Listed entries ->

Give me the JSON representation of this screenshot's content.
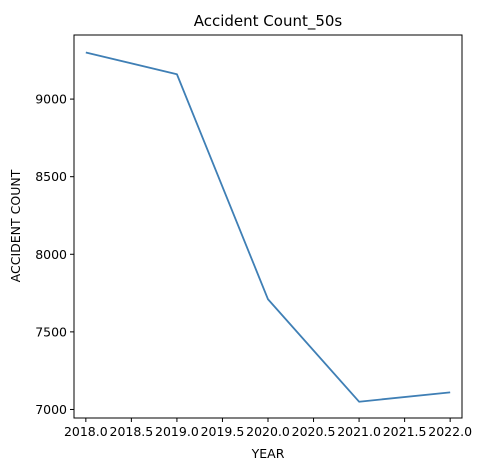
{
  "chart_data": {
    "type": "line",
    "title": "Accident Count_50s",
    "xlabel": "YEAR",
    "ylabel": "ACCIDENT COUNT",
    "x": [
      2018.0,
      2019.0,
      2020.0,
      2021.0,
      2022.0
    ],
    "series": [
      {
        "values": [
          9300,
          9160,
          7710,
          7050,
          7110
        ]
      }
    ],
    "xlim": [
      2017.87,
      2022.13
    ],
    "ylim": [
      6945,
      9413
    ],
    "x_ticks": [
      2018.0,
      2018.5,
      2019.0,
      2019.5,
      2020.0,
      2020.5,
      2021.0,
      2021.5,
      2022.0
    ],
    "x_tick_labels": [
      "2018.0",
      "2018.5",
      "2019.0",
      "2019.5",
      "2020.0",
      "2020.5",
      "2021.0",
      "2021.5",
      "2022.0"
    ],
    "y_ticks": [
      7000,
      7500,
      8000,
      8500,
      9000
    ],
    "y_tick_labels": [
      "7000",
      "7500",
      "8000",
      "8500",
      "9000"
    ],
    "grid": false,
    "line_color": "#3f7fb5"
  }
}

What is being asked -> Repeat the data exactly, without the pictures.

In response ->
Give me the JSON representation of this screenshot's content.
{
  "chart_data": {
    "type": "line",
    "title": "Accident Count_50s",
    "xlabel": "YEAR",
    "ylabel": "ACCIDENT COUNT",
    "x": [
      2018.0,
      2019.0,
      2020.0,
      2021.0,
      2022.0
    ],
    "series": [
      {
        "values": [
          9300,
          9160,
          7710,
          7050,
          7110
        ]
      }
    ],
    "xlim": [
      2017.87,
      2022.13
    ],
    "ylim": [
      6945,
      9413
    ],
    "x_ticks": [
      2018.0,
      2018.5,
      2019.0,
      2019.5,
      2020.0,
      2020.5,
      2021.0,
      2021.5,
      2022.0
    ],
    "x_tick_labels": [
      "2018.0",
      "2018.5",
      "2019.0",
      "2019.5",
      "2020.0",
      "2020.5",
      "2021.0",
      "2021.5",
      "2022.0"
    ],
    "y_ticks": [
      7000,
      7500,
      8000,
      8500,
      9000
    ],
    "y_tick_labels": [
      "7000",
      "7500",
      "8000",
      "8500",
      "9000"
    ],
    "grid": false,
    "line_color": "#3f7fb5"
  }
}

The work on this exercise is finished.